= AIM =
The entries below are to be transcribed in full, without their images.

begin INFORMATION GIVEN

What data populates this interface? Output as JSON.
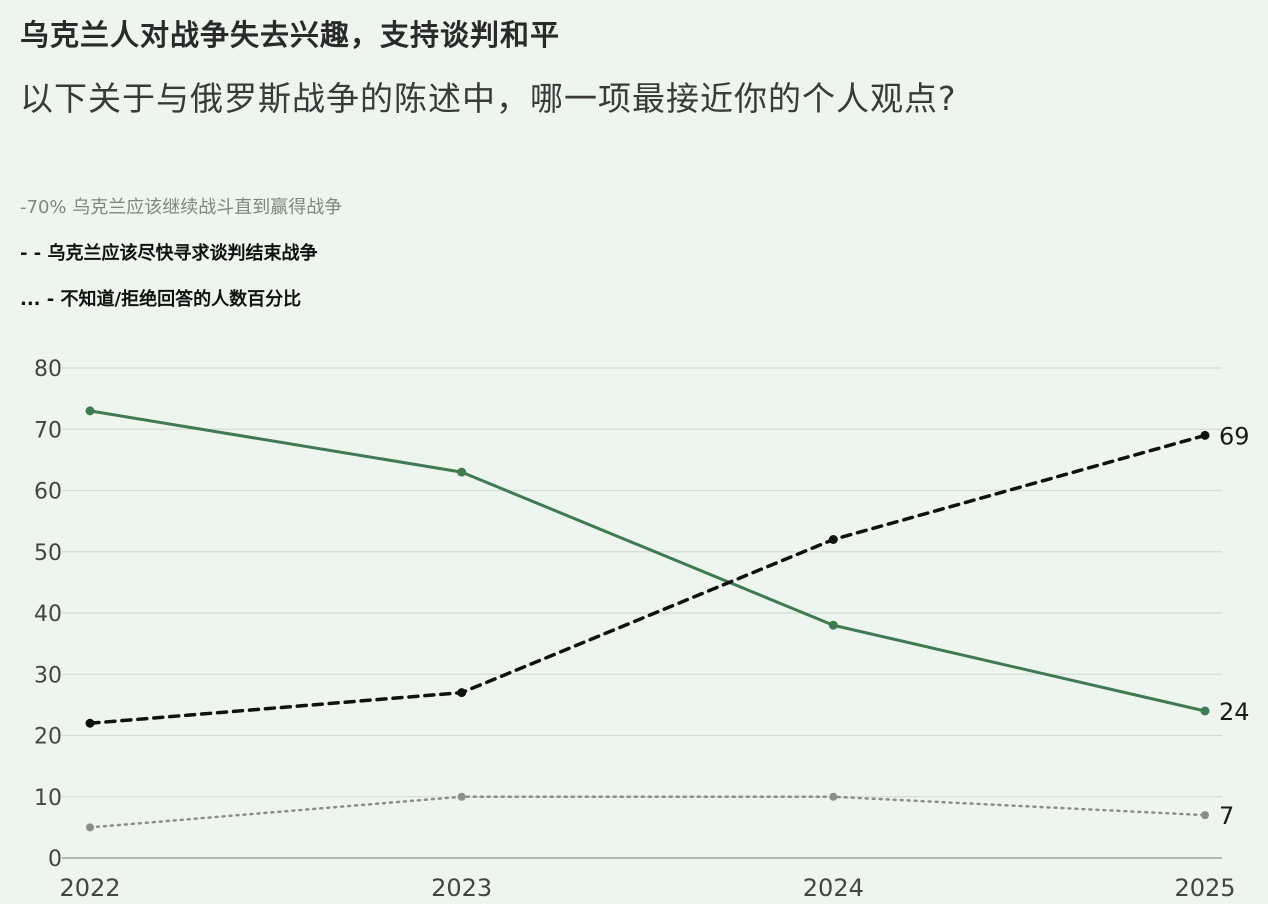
{
  "title": "乌克兰人对战争失去兴趣，支持谈判和平",
  "subtitle": "以下关于与俄罗斯战争的陈述中，哪一项最接近你的个人观点?",
  "legend": [
    "-70% 乌克兰应该继续战斗直到赢得战争",
    "- - 乌克兰应该尽快寻求谈判结束战争",
    "... - 不知道/拒绝回答的人数百分比"
  ],
  "colors": {
    "fight": "#3f7a52",
    "negotiate": "#111111",
    "unknown": "#8a8f8a",
    "grid": "#d4dcd4",
    "axis_text": "#444444"
  },
  "chart_data": {
    "type": "line",
    "x": [
      "2022",
      "2023",
      "2024",
      "2025"
    ],
    "xtick_labels": [
      "2022",
      "2023",
      "2024",
      "2025"
    ],
    "ylim": [
      0,
      80
    ],
    "yticks": [
      0,
      10,
      20,
      30,
      40,
      50,
      60,
      70,
      80
    ],
    "grid": true,
    "series": [
      {
        "name": "乌克兰应该继续战斗直到赢得战争",
        "style": "solid",
        "values": [
          73,
          63,
          38,
          24
        ],
        "end_label": "24"
      },
      {
        "name": "乌克兰应该尽快寻求谈判结束战争",
        "style": "dashed",
        "values": [
          22,
          27,
          52,
          69
        ],
        "end_label": "69"
      },
      {
        "name": "不知道/拒绝回答的人数百分比",
        "style": "dotted",
        "values": [
          5,
          10,
          10,
          7
        ],
        "end_label": "7"
      }
    ]
  }
}
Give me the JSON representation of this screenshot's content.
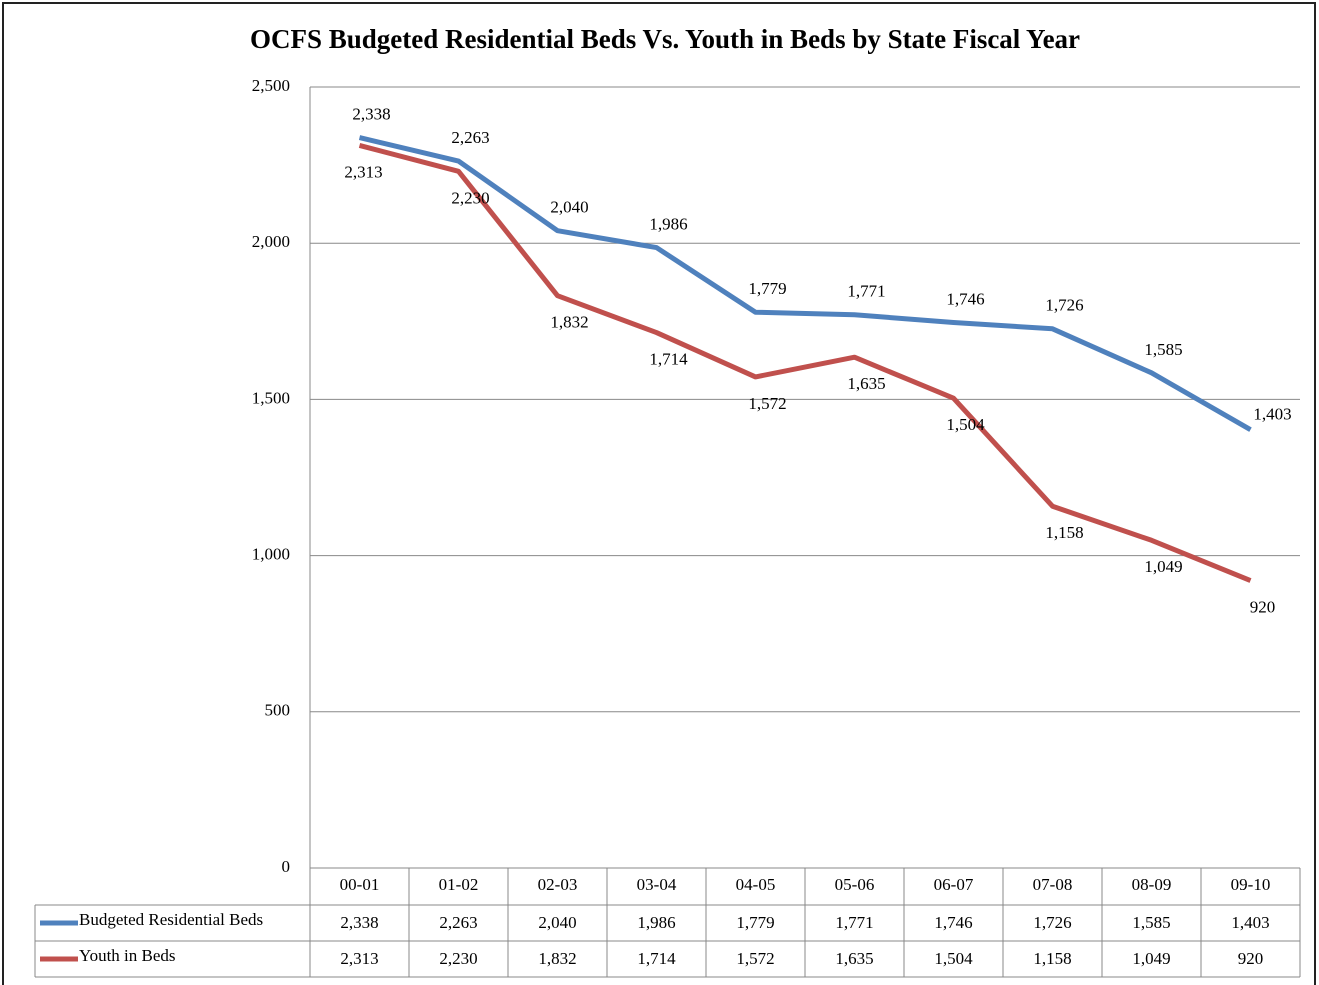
{
  "chart_data": {
    "type": "line",
    "title": "OCFS Budgeted Residential Beds Vs. Youth in Beds by State Fiscal Year",
    "categories": [
      "00-01",
      "01-02",
      "02-03",
      "03-04",
      "04-05",
      "05-06",
      "06-07",
      "07-08",
      "08-09",
      "09-10"
    ],
    "series": [
      {
        "name": "Budgeted Residential Beds",
        "color": "#4f81bd",
        "values": [
          2338,
          2263,
          2040,
          1986,
          1779,
          1771,
          1746,
          1726,
          1585,
          1403
        ],
        "value_labels": [
          "2,338",
          "2,263",
          "2,040",
          "1,986",
          "1,779",
          "1,771",
          "1,746",
          "1,726",
          "1,585",
          "1,403"
        ]
      },
      {
        "name": "Youth in Beds",
        "color": "#c0504d",
        "values": [
          2313,
          2230,
          1832,
          1714,
          1572,
          1635,
          1504,
          1158,
          1049,
          920
        ],
        "value_labels": [
          "2,313",
          "2,230",
          "1,832",
          "1,714",
          "1,572",
          "1,635",
          "1,504",
          "1,158",
          "1,049",
          "920"
        ]
      }
    ],
    "ylim": [
      0,
      2500
    ],
    "yticks": [
      0,
      500,
      {
        "value": 1000,
        "label": "1,000"
      },
      {
        "value": 1500,
        "label": "1,500"
      },
      {
        "value": 2000,
        "label": "2,000"
      },
      {
        "value": 2500,
        "label": "2,500"
      }
    ],
    "grid": true
  }
}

end INFORMATION GIVEN

= EXPECTED ANSWER =
What data populates this interface? Output as JSON.
{
  "title": "乌克兰人对战争失去兴趣，支持谈判和平",
  "subtitle": "以下关于与俄罗斯战争的陈述中，哪一项最接近你的个人观点?",
  "legend": [
    "-70% 乌克兰应该继续战斗直到赢得战争",
    "- - 乌克兰应该尽快寻求谈判结束战争",
    "... - 不知道/拒绝回答的人数百分比"
  ],
  "colors": {
    "fight": "#3f7a52",
    "negotiate": "#111111",
    "unknown": "#8a8f8a",
    "grid": "#d4dcd4",
    "axis_text": "#444444"
  },
  "chart_data": {
    "type": "line",
    "x": [
      "2022",
      "2023",
      "2024",
      "2025"
    ],
    "xtick_labels": [
      "2022",
      "2023",
      "2024",
      "2025"
    ],
    "ylim": [
      0,
      80
    ],
    "yticks": [
      0,
      10,
      20,
      30,
      40,
      50,
      60,
      70,
      80
    ],
    "grid": true,
    "series": [
      {
        "name": "乌克兰应该继续战斗直到赢得战争",
        "style": "solid",
        "values": [
          73,
          63,
          38,
          24
        ],
        "end_label": "24"
      },
      {
        "name": "乌克兰应该尽快寻求谈判结束战争",
        "style": "dashed",
        "values": [
          22,
          27,
          52,
          69
        ],
        "end_label": "69"
      },
      {
        "name": "不知道/拒绝回答的人数百分比",
        "style": "dotted",
        "values": [
          5,
          10,
          10,
          7
        ],
        "end_label": "7"
      }
    ]
  }
}
Give me the JSON representation of this screenshot's content.
{
  "chart_data": {
    "type": "line",
    "title": "OCFS Budgeted Residential Beds Vs. Youth in Beds by State Fiscal Year",
    "categories": [
      "00-01",
      "01-02",
      "02-03",
      "03-04",
      "04-05",
      "05-06",
      "06-07",
      "07-08",
      "08-09",
      "09-10"
    ],
    "series": [
      {
        "name": "Budgeted Residential Beds",
        "color": "#4f81bd",
        "values": [
          2338,
          2263,
          2040,
          1986,
          1779,
          1771,
          1746,
          1726,
          1585,
          1403
        ],
        "value_labels": [
          "2,338",
          "2,263",
          "2,040",
          "1,986",
          "1,779",
          "1,771",
          "1,746",
          "1,726",
          "1,585",
          "1,403"
        ]
      },
      {
        "name": "Youth in Beds",
        "color": "#c0504d",
        "values": [
          2313,
          2230,
          1832,
          1714,
          1572,
          1635,
          1504,
          1158,
          1049,
          920
        ],
        "value_labels": [
          "2,313",
          "2,230",
          "1,832",
          "1,714",
          "1,572",
          "1,635",
          "1,504",
          "1,158",
          "1,049",
          "920"
        ]
      }
    ],
    "ylim": [
      0,
      2500
    ],
    "yticks": [
      0,
      500,
      {
        "value": 1000,
        "label": "1,000"
      },
      {
        "value": 1500,
        "label": "1,500"
      },
      {
        "value": 2000,
        "label": "2,000"
      },
      {
        "value": 2500,
        "label": "2,500"
      }
    ],
    "grid": true
  }
}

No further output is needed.